Provided data:
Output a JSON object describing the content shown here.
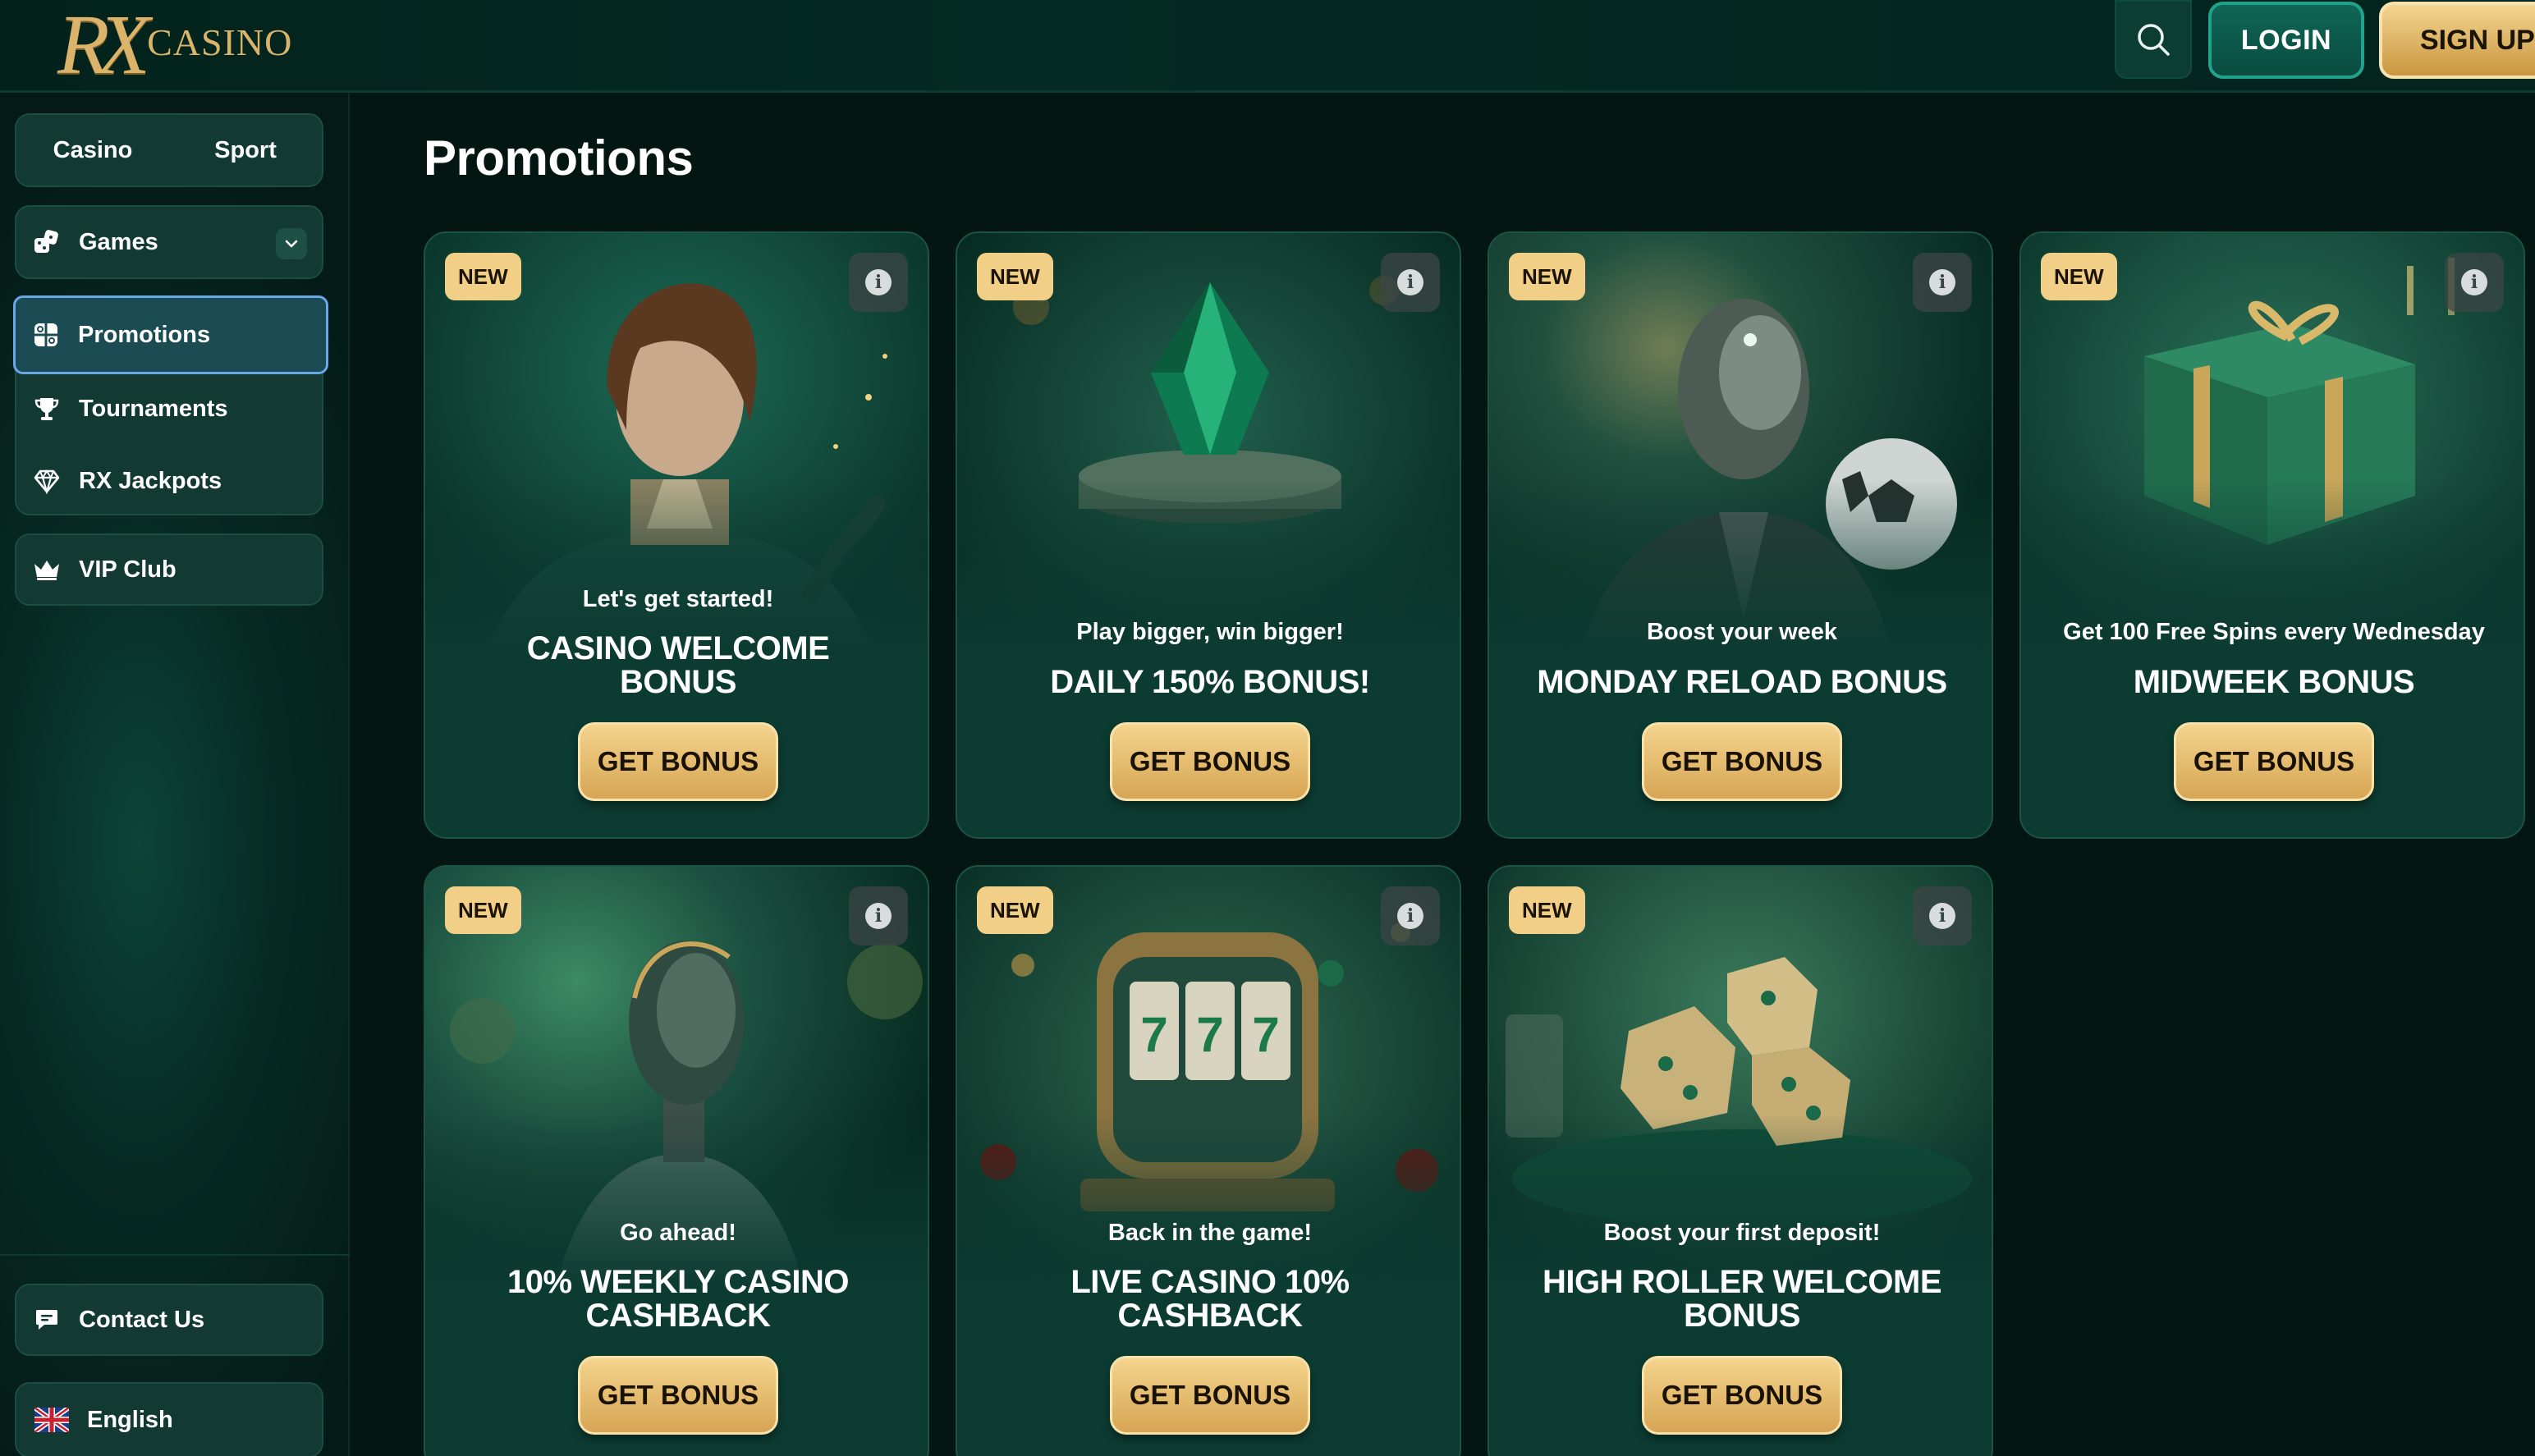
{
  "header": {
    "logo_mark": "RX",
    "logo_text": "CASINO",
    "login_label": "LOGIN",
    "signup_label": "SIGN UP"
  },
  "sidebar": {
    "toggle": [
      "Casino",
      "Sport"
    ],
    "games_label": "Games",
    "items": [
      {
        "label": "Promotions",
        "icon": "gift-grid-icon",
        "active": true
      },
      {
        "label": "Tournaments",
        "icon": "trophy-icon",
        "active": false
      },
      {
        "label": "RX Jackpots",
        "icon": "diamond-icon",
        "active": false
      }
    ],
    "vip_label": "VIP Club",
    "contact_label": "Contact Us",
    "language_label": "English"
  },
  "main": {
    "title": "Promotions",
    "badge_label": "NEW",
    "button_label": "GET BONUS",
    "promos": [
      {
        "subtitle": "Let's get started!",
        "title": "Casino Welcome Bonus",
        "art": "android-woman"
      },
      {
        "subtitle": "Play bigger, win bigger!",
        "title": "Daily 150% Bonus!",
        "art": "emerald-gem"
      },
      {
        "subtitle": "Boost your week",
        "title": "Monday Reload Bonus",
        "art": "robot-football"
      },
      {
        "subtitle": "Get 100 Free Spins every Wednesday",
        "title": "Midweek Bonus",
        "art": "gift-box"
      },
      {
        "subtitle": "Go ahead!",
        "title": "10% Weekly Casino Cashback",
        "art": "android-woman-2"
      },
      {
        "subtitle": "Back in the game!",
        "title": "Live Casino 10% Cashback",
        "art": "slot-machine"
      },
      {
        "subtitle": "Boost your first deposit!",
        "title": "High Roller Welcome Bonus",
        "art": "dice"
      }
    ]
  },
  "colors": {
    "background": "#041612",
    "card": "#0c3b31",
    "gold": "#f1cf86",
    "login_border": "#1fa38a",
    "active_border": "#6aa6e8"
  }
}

Brief: Check each line of the data above for the string "icon" and report only how many lines have it.

Final result: 3